REQUEST 1:
In the Stable Fast 3D text below, what model is SF3D based on?
REQUEST 2:
Using the Stable Fast 3D text below, decide whether each statement agrees with it. Give yes or no for each, with the deciding words quoted from the text.
(a) SF3D generates its mesh from a single image of an object.
(b) SF3D relies on vertex colors for texture generation.
(c) The pynim installation problem is limited to MacOS.

## START GIVEN TEXT

#!/usr/bin/env python
# coding: utf-8
# # Stable Fast 3D Mesh Reconstruction and OpenVINO
#
#
Important note: This notebook has problems with installation [pynim](https://github.com/vork/PyNanoInstantMeshes/issues/2) library on MacOS. The issue may be environment dependent and may occur on other OSes.
#
# [Stable Fast 3D (SF3D)](https://huggingface.co/stabilityai/stable-fast-3d) is a large reconstruction model based on [TripoSR](https://huggingface.co/spaces/stabilityai/TripoSR), which takes in a single image of an object and generates a textured UV-unwrapped 3D mesh asset.
#
# You can find [the source code on GitHub](https://github.com/Stability-AI/stable-fast-3d) and read the paper [SF3D: Stable Fast 3D Mesh Reconstruction with UV-unwrapping and Illumination Disentanglement](https://arxiv.org/abs/2408.00653).
#
# 
#
#
# Unlike most existing approaches, SF3D is explicitly trained for mesh generation, incorporating a fast UV unwrapping technique that enables swift texture generation rather than relying on vertex colors.

## END GIVEN TEXT
## START DATA SHOWN

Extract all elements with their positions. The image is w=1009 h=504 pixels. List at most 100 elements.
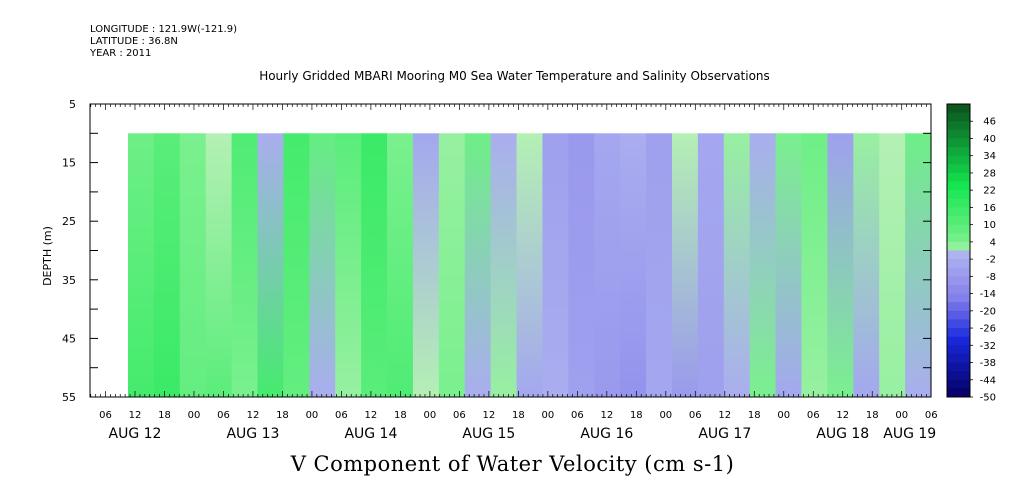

## END DATA SHOWN

REPLY 1:
TripoSR

REPLY 2:
(a) Yes: "takes in a single image of an object and generates a textured UV-unwrapped 3D mesh asset"
(b) No: "enables swift texture generation rather than relying on vertex colors"
(c) No: "The issue may be environment dependent and may occur on other OSes."